> **Work to be completed**
Locate each line in the entries below that contains the string "item" and copy those lines.

##### Dataset

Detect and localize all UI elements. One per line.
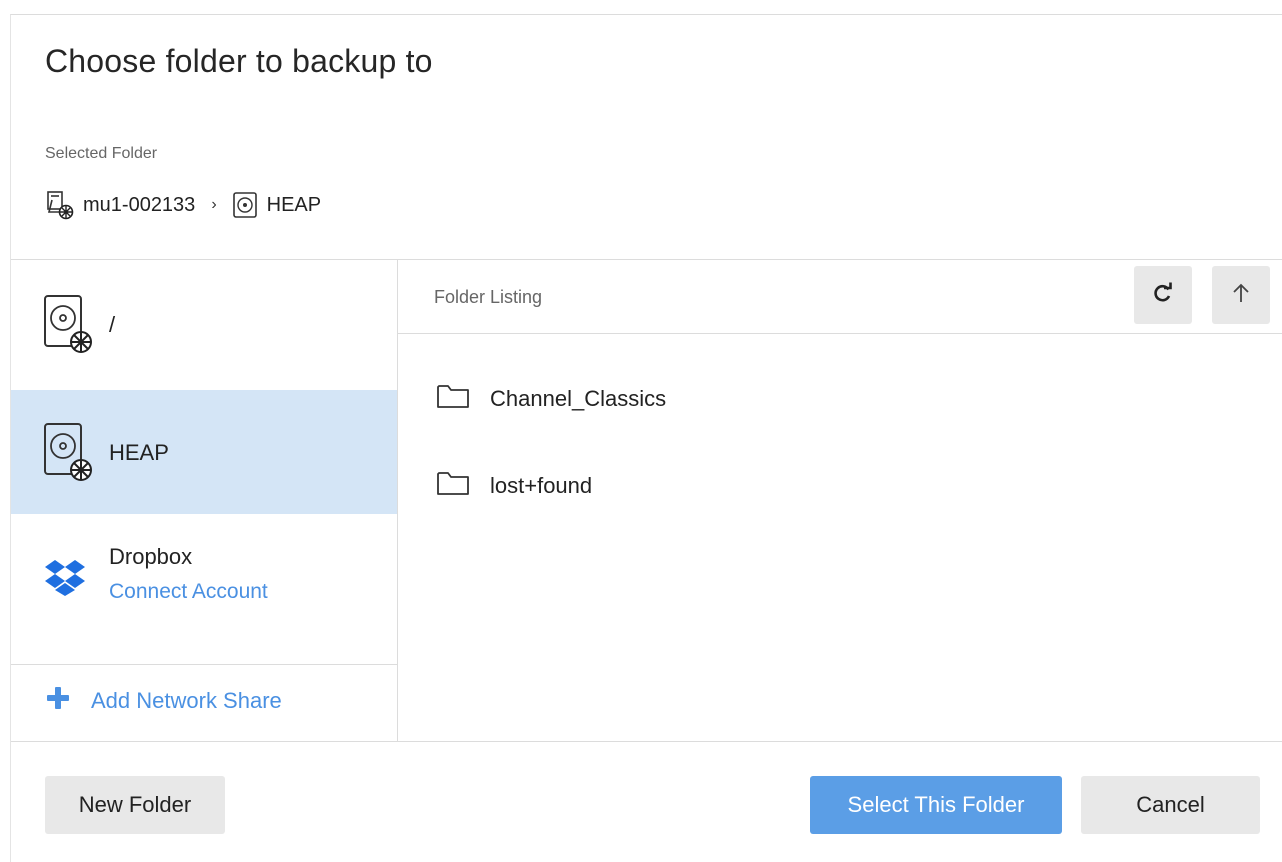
breadcrumb-item-computer[interactable]: mu1-002133 [45,190,195,220]
sidebar-item-label: / [109,312,116,337]
breadcrumb-separator: › [211,196,217,213]
add-network-share-label: Add Network Share [91,688,282,713]
computer-network-icon [45,190,75,220]
cancel-button[interactable]: Cancel [1081,776,1260,834]
breadcrumb-computer-label: mu1-002133 [83,193,196,216]
dropbox-icon [45,558,85,601]
folder-name: lost+found [490,473,593,498]
listing-header: Folder Listing [398,260,1282,334]
breadcrumb: mu1-002133 › HEAP [45,189,321,221]
refresh-button[interactable] [1134,266,1192,324]
breadcrumb-heap-label: HEAP [266,193,322,216]
folder-listing-panel: Folder Listing Channel_Classics lost+fou… [398,260,1282,741]
drive-icon [231,190,259,220]
sidebar-divider [11,664,397,665]
network-drive-icon [41,292,97,361]
selected-folder-label: Selected Folder [45,145,158,162]
folder-list-item[interactable]: lost+found [436,469,592,503]
sidebar-item-root[interactable]: / [11,260,397,390]
network-drive-icon [41,420,97,489]
breadcrumb-item-heap[interactable]: HEAP [231,190,321,220]
backup-folder-dialog: Choose folder to backup to Selected Fold… [10,14,1282,862]
plus-icon [45,685,71,717]
connect-account-link[interactable]: Connect Account [109,580,268,604]
select-folder-button[interactable]: Select This Folder [810,776,1062,834]
folder-listing-label: Folder Listing [434,287,543,307]
folder-name: Channel_Classics [490,386,667,411]
arrow-up-icon [1231,282,1251,309]
dropbox-label: Dropbox [109,544,193,569]
folder-icon [436,382,470,416]
location-sidebar: / HEAP Dropbox Connect Account Add Netwo… [11,260,398,741]
add-network-share-button[interactable]: Add Network Share [45,685,282,717]
folder-browser: / HEAP Dropbox Connect Account Add Netwo… [11,259,1282,742]
parent-folder-button[interactable] [1212,266,1270,324]
sidebar-item-heap[interactable]: HEAP [11,390,397,514]
refresh-icon [1152,282,1174,309]
sidebar-item-label: HEAP [109,440,169,465]
folder-icon [436,469,470,503]
dialog-title: Choose folder to backup to [45,43,433,79]
folder-list-item[interactable]: Channel_Classics [436,382,666,416]
new-folder-button[interactable]: New Folder [45,776,225,834]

##########

> **Task response**
breadcrumb-item-computer[interactable]: mu1-002133 [45,190,195,220]
sidebar-item-label: / [109,312,116,337]
folder-list-item[interactable]: lost+found [436,469,592,503]
sidebar-item-root[interactable]: / [11,260,397,390]
breadcrumb-item-heap[interactable]: HEAP [231,190,321,220]
sidebar-item-heap[interactable]: HEAP [11,390,397,514]
sidebar-item-label: HEAP [109,440,169,465]
folder-list-item[interactable]: Channel_Classics [436,382,666,416]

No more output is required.